PROBLEM TO WORK ON
Report each line of the data that includes the word "https".
------------
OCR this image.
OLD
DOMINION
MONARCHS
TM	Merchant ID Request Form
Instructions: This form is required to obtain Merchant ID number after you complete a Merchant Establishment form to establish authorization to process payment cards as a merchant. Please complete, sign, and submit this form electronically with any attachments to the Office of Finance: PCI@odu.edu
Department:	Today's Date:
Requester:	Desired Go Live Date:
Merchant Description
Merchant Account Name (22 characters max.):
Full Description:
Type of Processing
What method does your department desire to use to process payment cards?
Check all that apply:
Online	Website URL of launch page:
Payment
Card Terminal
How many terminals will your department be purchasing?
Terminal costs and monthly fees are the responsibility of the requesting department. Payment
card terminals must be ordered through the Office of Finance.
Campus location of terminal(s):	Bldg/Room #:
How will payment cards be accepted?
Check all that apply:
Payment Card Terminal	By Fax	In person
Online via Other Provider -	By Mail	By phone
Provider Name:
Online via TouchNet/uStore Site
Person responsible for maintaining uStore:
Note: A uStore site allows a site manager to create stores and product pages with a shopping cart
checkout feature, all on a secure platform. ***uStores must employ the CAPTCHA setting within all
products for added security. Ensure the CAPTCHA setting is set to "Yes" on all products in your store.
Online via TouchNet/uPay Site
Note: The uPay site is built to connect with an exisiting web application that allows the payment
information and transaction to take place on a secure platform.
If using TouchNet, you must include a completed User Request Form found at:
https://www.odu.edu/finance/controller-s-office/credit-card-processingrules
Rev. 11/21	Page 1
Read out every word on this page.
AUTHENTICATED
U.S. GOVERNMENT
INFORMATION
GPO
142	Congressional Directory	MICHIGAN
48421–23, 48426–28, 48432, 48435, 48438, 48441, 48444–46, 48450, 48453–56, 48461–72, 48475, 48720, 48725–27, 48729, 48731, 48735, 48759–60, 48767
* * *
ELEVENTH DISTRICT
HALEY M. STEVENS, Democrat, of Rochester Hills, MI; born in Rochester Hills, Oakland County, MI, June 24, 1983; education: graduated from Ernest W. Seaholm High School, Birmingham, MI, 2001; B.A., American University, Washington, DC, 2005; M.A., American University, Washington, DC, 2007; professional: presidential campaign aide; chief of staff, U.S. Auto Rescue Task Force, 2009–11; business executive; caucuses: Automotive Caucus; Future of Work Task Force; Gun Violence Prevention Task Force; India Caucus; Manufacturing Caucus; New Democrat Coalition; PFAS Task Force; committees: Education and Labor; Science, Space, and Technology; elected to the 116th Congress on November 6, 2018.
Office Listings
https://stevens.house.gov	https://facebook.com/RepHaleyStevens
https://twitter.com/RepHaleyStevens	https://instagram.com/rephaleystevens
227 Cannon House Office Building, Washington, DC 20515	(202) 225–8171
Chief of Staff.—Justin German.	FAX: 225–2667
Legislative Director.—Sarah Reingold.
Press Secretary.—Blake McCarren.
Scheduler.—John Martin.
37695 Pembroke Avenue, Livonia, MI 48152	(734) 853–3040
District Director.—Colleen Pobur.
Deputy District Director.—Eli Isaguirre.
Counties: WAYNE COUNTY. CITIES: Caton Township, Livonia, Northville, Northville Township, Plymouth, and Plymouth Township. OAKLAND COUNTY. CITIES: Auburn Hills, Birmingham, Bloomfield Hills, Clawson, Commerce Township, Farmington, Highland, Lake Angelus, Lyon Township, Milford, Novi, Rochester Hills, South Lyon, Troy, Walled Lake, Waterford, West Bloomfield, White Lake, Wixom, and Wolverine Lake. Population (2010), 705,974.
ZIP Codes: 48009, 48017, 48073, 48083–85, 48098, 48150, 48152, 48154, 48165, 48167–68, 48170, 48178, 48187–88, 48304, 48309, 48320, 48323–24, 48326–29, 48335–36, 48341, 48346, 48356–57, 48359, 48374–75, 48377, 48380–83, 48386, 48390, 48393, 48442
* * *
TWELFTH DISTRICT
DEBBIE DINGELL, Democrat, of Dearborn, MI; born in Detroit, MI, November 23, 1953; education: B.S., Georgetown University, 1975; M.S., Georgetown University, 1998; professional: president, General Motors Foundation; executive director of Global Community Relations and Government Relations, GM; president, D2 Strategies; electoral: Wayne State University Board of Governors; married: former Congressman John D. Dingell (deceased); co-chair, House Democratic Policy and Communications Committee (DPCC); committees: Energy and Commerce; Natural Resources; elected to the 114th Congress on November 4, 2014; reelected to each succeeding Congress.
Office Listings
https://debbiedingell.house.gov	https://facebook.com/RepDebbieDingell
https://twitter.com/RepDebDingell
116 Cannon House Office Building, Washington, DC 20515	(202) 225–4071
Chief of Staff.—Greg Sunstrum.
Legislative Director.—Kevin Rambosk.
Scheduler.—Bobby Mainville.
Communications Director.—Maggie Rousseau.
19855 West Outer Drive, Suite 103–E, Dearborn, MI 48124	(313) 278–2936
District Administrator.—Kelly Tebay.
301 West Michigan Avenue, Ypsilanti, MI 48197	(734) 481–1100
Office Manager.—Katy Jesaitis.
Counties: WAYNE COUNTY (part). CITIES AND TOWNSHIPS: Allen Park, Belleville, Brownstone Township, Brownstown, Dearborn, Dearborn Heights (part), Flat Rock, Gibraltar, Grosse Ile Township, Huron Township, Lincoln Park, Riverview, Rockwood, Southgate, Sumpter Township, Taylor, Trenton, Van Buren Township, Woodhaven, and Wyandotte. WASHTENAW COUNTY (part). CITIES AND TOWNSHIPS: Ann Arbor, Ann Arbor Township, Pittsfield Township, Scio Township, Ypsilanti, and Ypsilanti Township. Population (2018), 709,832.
------------
COMPLETED TASK
https://www.odu.edu/finance/controller-s-office/credit-card-processingrules
https://stevens.house.gov	https://facebook.com/RepHaleyStevens
https://twitter.com/RepHaleyStevens	https://instagram.com/rephaleystevens
https://debbiedingell.house.gov	https://facebook.com/RepDebbieDingell
https://twitter.com/RepDebDingell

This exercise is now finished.